**TEXT BLOCK:**
★ ★ ★
Yes they are exactly the same species. "Fire Red" are supposed to have a more solid red colour.
Generally (in order of colour quality) it goes:
Cherry Shrimp
Sakura Shrimp
Fire Red Shrimp


----------



## vca2004 (Sep 7, 2009)

James A said:


> Hi..!!
> Generally (in order of colour quality) it goes:
> Cherry Shrimp
> Sakura Shrimp
> Fire Red Shrimp


That is not correct. 
The Sakura shrimp is the reddest and highest form of the regular cherry shrimp. But there is no clear definition/grading out there like we have it for CRS or Blue/Black Tiger. Sakuras can also be regular red, orange-red, or deep red. Calling a shrimp Red Fire or Sakura is not an easy task, mostly subjective, and there is much discussion about RF vs Sakura out there. Besides that, usually in a Sakura line the males will also be much more red than in a RF line.


----------



## Cento (Apr 7, 2010)

mordalphus said:


> ..But if your LFS has the fire reds, they are very beautiful, but also slow and dumb. They will crash into things and walk like they are drunk, sometimes do backflips for no reason.....


Ha! That's funny... I guess that's what happens after generations and generations of inbreeding... Kinda like (insert appropriate joke here).......:hihi:


----------
★ ★ ★
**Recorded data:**

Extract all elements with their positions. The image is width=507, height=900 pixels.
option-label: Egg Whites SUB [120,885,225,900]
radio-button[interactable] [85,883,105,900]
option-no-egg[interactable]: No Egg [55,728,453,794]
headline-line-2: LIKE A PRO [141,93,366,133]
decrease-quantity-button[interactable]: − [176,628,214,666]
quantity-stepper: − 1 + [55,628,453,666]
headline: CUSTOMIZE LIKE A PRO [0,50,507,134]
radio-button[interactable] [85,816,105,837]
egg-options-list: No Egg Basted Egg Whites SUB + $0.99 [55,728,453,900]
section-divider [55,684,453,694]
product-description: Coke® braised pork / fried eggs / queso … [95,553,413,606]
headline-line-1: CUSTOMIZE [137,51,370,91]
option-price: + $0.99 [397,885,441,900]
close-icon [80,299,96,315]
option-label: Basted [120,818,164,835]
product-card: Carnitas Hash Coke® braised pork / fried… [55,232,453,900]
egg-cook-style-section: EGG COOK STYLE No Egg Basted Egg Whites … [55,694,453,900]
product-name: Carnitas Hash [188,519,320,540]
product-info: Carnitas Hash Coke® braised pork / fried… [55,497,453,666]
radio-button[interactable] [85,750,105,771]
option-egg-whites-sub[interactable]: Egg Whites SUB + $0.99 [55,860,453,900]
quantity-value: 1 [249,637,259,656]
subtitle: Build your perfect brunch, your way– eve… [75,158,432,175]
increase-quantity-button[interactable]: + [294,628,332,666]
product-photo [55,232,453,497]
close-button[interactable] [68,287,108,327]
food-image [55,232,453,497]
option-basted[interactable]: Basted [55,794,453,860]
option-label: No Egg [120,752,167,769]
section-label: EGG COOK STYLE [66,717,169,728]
★ ★ ★
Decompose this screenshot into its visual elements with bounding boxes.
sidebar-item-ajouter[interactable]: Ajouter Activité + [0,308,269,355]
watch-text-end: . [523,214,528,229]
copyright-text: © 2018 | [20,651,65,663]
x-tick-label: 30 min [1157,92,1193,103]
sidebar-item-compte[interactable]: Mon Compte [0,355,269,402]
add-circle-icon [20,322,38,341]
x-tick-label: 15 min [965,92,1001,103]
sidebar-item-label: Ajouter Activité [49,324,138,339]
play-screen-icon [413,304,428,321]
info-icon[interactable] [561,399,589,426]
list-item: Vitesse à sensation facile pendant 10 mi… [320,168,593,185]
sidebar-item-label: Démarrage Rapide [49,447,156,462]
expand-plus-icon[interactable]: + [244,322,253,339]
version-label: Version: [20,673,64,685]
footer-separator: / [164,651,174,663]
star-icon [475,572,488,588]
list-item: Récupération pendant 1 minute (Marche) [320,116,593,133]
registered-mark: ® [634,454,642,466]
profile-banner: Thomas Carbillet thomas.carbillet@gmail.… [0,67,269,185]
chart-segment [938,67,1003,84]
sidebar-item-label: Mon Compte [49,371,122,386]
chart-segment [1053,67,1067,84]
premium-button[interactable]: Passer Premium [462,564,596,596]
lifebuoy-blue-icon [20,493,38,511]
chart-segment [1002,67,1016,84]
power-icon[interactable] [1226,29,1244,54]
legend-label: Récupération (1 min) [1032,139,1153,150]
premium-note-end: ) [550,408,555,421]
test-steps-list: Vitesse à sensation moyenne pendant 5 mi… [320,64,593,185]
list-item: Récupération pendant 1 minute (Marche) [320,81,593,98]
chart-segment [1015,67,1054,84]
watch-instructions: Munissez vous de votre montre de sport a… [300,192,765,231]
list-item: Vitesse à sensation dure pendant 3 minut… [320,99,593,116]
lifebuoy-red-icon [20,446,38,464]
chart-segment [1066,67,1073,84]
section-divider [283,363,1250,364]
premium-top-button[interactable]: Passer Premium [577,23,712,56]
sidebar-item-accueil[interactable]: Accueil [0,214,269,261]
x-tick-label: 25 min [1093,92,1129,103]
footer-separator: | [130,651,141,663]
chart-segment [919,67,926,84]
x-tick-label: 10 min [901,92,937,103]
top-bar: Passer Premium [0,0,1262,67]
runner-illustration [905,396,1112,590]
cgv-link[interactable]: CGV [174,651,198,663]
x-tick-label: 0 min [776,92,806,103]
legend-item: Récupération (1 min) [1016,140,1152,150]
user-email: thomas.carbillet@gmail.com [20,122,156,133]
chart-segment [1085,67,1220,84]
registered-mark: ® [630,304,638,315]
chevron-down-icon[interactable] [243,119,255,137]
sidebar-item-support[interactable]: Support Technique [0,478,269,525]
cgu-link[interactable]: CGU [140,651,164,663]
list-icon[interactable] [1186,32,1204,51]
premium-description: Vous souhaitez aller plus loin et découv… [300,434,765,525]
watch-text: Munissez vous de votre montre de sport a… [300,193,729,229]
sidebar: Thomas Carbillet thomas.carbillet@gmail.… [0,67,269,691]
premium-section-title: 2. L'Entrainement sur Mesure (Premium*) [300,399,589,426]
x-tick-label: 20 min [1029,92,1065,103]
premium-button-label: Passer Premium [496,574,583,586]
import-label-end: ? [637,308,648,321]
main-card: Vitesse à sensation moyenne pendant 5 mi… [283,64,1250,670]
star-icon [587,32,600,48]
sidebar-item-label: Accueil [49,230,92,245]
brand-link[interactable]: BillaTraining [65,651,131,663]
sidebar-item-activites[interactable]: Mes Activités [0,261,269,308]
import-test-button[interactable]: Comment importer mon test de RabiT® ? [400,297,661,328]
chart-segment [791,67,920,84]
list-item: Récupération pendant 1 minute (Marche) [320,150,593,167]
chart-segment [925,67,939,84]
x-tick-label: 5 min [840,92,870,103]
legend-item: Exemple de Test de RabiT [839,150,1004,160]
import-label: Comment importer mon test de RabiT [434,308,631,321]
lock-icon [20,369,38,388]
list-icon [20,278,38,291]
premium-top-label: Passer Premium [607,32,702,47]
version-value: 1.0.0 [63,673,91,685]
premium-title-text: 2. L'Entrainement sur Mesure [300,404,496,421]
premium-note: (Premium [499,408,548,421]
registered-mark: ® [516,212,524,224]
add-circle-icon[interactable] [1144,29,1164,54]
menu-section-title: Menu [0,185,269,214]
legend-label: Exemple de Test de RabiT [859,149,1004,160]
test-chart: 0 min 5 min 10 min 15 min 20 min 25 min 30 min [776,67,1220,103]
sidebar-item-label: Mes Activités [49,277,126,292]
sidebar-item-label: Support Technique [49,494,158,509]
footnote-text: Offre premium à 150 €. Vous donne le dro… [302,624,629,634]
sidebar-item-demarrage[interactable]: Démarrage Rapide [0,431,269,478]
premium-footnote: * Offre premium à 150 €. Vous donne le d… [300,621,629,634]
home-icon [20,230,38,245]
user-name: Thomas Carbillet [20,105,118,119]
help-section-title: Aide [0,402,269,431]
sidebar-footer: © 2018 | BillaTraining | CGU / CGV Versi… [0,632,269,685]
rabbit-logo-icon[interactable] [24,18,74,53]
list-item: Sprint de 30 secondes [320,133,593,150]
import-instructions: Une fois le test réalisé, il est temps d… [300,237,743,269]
★ ★ ★
**WHAT THIS TASK INVOLVES:** In the shrimp forum thread, which shrimp does the reply from vca2004 call the reddest and highest form of the regular cherry shrimp?

**WORKED SOLUTION:** The Sakura shrimp.